Stated goal:
Go through the records underneath and write each one out again exactly.

(Dataset rows)
* * * *

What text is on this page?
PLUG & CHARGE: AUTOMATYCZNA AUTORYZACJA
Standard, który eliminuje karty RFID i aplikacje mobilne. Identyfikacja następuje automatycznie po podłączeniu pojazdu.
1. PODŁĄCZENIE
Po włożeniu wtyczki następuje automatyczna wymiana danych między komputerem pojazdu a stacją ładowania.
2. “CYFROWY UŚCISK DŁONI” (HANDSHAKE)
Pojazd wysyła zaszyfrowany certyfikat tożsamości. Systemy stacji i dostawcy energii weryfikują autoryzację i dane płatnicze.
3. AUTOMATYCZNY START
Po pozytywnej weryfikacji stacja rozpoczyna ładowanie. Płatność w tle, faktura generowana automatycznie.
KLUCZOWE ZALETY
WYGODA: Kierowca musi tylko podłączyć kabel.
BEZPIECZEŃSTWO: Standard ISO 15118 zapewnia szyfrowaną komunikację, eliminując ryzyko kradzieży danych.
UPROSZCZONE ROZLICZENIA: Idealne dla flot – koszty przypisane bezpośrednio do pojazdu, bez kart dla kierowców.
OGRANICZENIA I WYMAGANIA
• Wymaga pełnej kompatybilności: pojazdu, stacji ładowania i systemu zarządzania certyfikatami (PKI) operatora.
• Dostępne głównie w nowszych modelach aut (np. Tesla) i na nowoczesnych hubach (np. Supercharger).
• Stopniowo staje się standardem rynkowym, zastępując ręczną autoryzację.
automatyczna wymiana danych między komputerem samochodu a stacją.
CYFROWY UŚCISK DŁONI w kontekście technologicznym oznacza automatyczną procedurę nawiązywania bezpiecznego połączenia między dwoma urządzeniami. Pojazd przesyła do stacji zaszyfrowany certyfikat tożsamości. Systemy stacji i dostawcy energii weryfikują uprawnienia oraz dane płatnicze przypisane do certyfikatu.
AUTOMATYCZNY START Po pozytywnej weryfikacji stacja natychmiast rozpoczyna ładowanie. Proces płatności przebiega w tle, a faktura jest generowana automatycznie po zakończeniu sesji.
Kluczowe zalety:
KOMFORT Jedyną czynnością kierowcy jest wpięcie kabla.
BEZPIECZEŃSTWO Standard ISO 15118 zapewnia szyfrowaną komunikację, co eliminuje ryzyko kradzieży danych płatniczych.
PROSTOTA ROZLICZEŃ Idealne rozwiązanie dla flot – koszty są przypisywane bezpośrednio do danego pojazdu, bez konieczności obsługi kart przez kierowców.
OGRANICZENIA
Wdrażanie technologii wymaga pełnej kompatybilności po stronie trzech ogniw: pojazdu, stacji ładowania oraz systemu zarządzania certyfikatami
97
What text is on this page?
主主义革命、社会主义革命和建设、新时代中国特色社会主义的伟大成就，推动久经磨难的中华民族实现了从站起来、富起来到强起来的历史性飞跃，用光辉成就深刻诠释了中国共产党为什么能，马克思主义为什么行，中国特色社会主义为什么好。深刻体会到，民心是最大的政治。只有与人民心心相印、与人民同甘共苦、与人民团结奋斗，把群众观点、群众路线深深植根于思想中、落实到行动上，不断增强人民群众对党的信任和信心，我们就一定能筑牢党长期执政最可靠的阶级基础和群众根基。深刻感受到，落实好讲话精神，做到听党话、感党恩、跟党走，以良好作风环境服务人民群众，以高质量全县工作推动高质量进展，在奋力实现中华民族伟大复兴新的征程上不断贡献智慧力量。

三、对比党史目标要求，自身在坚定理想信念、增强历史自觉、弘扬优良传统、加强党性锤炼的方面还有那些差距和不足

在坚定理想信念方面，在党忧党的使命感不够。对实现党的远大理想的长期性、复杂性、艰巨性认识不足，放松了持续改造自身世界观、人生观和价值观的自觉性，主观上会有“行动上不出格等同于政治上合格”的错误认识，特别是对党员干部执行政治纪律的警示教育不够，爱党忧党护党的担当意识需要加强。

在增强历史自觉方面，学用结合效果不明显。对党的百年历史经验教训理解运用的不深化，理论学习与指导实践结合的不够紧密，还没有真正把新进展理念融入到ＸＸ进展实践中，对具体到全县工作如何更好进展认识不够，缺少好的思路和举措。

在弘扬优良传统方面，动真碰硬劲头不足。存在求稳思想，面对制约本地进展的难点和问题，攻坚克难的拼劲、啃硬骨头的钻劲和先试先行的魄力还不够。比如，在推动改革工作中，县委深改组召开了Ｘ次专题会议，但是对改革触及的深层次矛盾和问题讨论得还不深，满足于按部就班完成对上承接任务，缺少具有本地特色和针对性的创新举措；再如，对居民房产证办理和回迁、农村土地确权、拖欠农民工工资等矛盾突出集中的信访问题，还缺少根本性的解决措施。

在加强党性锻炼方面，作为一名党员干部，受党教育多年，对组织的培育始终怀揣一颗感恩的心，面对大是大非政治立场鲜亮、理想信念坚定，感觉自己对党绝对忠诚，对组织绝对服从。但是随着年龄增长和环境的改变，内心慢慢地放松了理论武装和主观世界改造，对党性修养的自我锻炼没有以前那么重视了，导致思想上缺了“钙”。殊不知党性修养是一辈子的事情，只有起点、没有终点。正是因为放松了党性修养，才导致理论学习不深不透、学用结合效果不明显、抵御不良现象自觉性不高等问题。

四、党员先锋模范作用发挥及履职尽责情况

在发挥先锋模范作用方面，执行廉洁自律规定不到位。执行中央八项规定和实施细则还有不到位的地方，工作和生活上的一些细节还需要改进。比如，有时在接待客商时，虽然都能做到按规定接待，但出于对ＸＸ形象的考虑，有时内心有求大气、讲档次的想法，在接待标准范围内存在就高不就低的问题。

* * * *

Complete output:
What text is on this page?
PLUG & CHARGE: AUTOMATYCZNA AUTORYZACJA
Standard, który eliminuje karty RFID i aplikacje mobilne. Identyfikacja następuje automatycznie po podłączeniu pojazdu.
1. PODŁĄCZENIE
Po włożeniu wtyczki następuje automatyczna wymiana danych między komputerem pojazdu a stacją ładowania.
2. “CYFROWY UŚCISK DŁONI” (HANDSHAKE)
Pojazd wysyła zaszyfrowany certyfikat tożsamości. Systemy stacji i dostawcy energii weryfikują autoryzację i dane płatnicze.
3. AUTOMATYCZNY START
Po pozytywnej weryfikacji stacja rozpoczyna ładowanie. Płatność w tle, faktura generowana automatycznie.
KLUCZOWE ZALETY
WYGODA: Kierowca musi tylko podłączyć kabel.
BEZPIECZEŃSTWO: Standard ISO 15118 zapewnia szyfrowaną komunikację, eliminując ryzyko kradzieży danych.
UPROSZCZONE ROZLICZENIA: Idealne dla flot – koszty przypisane bezpośrednio do pojazdu, bez kart dla kierowców.
OGRANICZENIA I WYMAGANIA
• Wymaga pełnej kompatybilności: pojazdu, stacji ładowania i systemu zarządzania certyfikatami (PKI) operatora.
• Dostępne głównie w nowszych modelach aut (np. Tesla) i na nowoczesnych hubach (np. Supercharger).
• Stopniowo staje się standardem rynkowym, zastępując ręczną autoryzację.
automatyczna wymiana danych między komputerem samochodu a stacją.
CYFROWY UŚCISK DŁONI w kontekście technologicznym oznacza automatyczną procedurę nawiązywania bezpiecznego połączenia między dwoma urządzeniami. Pojazd przesyła do stacji zaszyfrowany certyfikat tożsamości. Systemy stacji i dostawcy energii weryfikują uprawnienia oraz dane płatnicze przypisane do certyfikatu.
AUTOMATYCZNY START Po pozytywnej weryfikacji stacja natychmiast rozpoczyna ładowanie. Proces płatności przebiega w tle, a faktura jest generowana automatycznie po zakończeniu sesji.
Kluczowe zalety:
KOMFORT Jedyną czynnością kierowcy jest wpięcie kabla.
BEZPIECZEŃSTWO Standard ISO 15118 zapewnia szyfrowaną komunikację, co eliminuje ryzyko kradzieży danych płatniczych.
PROSTOTA ROZLICZEŃ Idealne rozwiązanie dla flot – koszty są przypisywane bezpośrednio do danego pojazdu, bez konieczności obsługi kart przez kierowców.
OGRANICZENIA
Wdrażanie technologii wymaga pełnej kompatybilności po stronie trzech ogniw: pojazdu, stacji ładowania oraz systemu zarządzania certyfikatami
97
What text is on this page?
主主义革命、社会主义革命和建设、新时代中国特色社会主义的伟大成就，推动久经磨难的中华民族实现了从站起来、富起来到强起来的历史性飞跃，用光辉成就深刻诠释了中国共产党为什么能，马克思主义为什么行，中国特色社会主义为什么好。深刻体会到，民心是最大的政治。只有与人民心心相印、与人民同甘共苦、与人民团结奋斗，把群众观点、群众路线深深植根于思想中、落实到行动上，不断增强人民群众对党的信任和信心，我们就一定能筑牢党长期执政最可靠的阶级基础和群众根基。深刻感受到，落实好讲话精神，做到听党话、感党恩、跟党走，以良好作风环境服务人民群众，以高质量全县工作推动高质量进展，在奋力实现中华民族伟大复兴新的征程上不断贡献智慧力量。

三、对比党史目标要求，自身在坚定理想信念、增强历史自觉、弘扬优良传统、加强党性锤炼的方面还有那些差距和不足

在坚定理想信念方面，在党忧党的使命感不够。对实现党的远大理想的长期性、复杂性、艰巨性认识不足，放松了持续改造自身世界观、人生观和价值观的自觉性，主观上会有“行动上不出格等同于政治上合格”的错误认识，特别是对党员干部执行政治纪律的警示教育不够，爱党忧党护党的担当意识需要加强。

在增强历史自觉方面，学用结合效果不明显。对党的百年历史经验教训理解运用的不深化，理论学习与指导实践结合的不够紧密，还没有真正把新进展理念融入到ＸＸ进展实践中，对具体到全县工作如何更好进展认识不够，缺少好的思路和举措。

在弘扬优良传统方面，动真碰硬劲头不足。存在求稳思想，面对制约本地进展的难点和问题，攻坚克难的拼劲、啃硬骨头的钻劲和先试先行的魄力还不够。比如，在推动改革工作中，县委深改组召开了Ｘ次专题会议，但是对改革触及的深层次矛盾和问题讨论得还不深，满足于按部就班完成对上承接任务，缺少具有本地特色和针对性的创新举措；再如，对居民房产证办理和回迁、农村土地确权、拖欠农民工工资等矛盾突出集中的信访问题，还缺少根本性的解决措施。

在加强党性锻炼方面，作为一名党员干部，受党教育多年，对组织的培育始终怀揣一颗感恩的心，面对大是大非政治立场鲜亮、理想信念坚定，感觉自己对党绝对忠诚，对组织绝对服从。但是随着年龄增长和环境的改变，内心慢慢地放松了理论武装和主观世界改造，对党性修养的自我锻炼没有以前那么重视了，导致思想上缺了“钙”。殊不知党性修养是一辈子的事情，只有起点、没有终点。正是因为放松了党性修养，才导致理论学习不深不透、学用结合效果不明显、抵御不良现象自觉性不高等问题。

四、党员先锋模范作用发挥及履职尽责情况

在发挥先锋模范作用方面，执行廉洁自律规定不到位。执行中央八项规定和实施细则还有不到位的地方，工作和生活上的一些细节还需要改进。比如，有时在接待客商时，虽然都能做到按规定接待，但出于对ＸＸ形象的考虑，有时内心有求大气、讲档次的想法，在接待标准范围内存在就高不就低的问题。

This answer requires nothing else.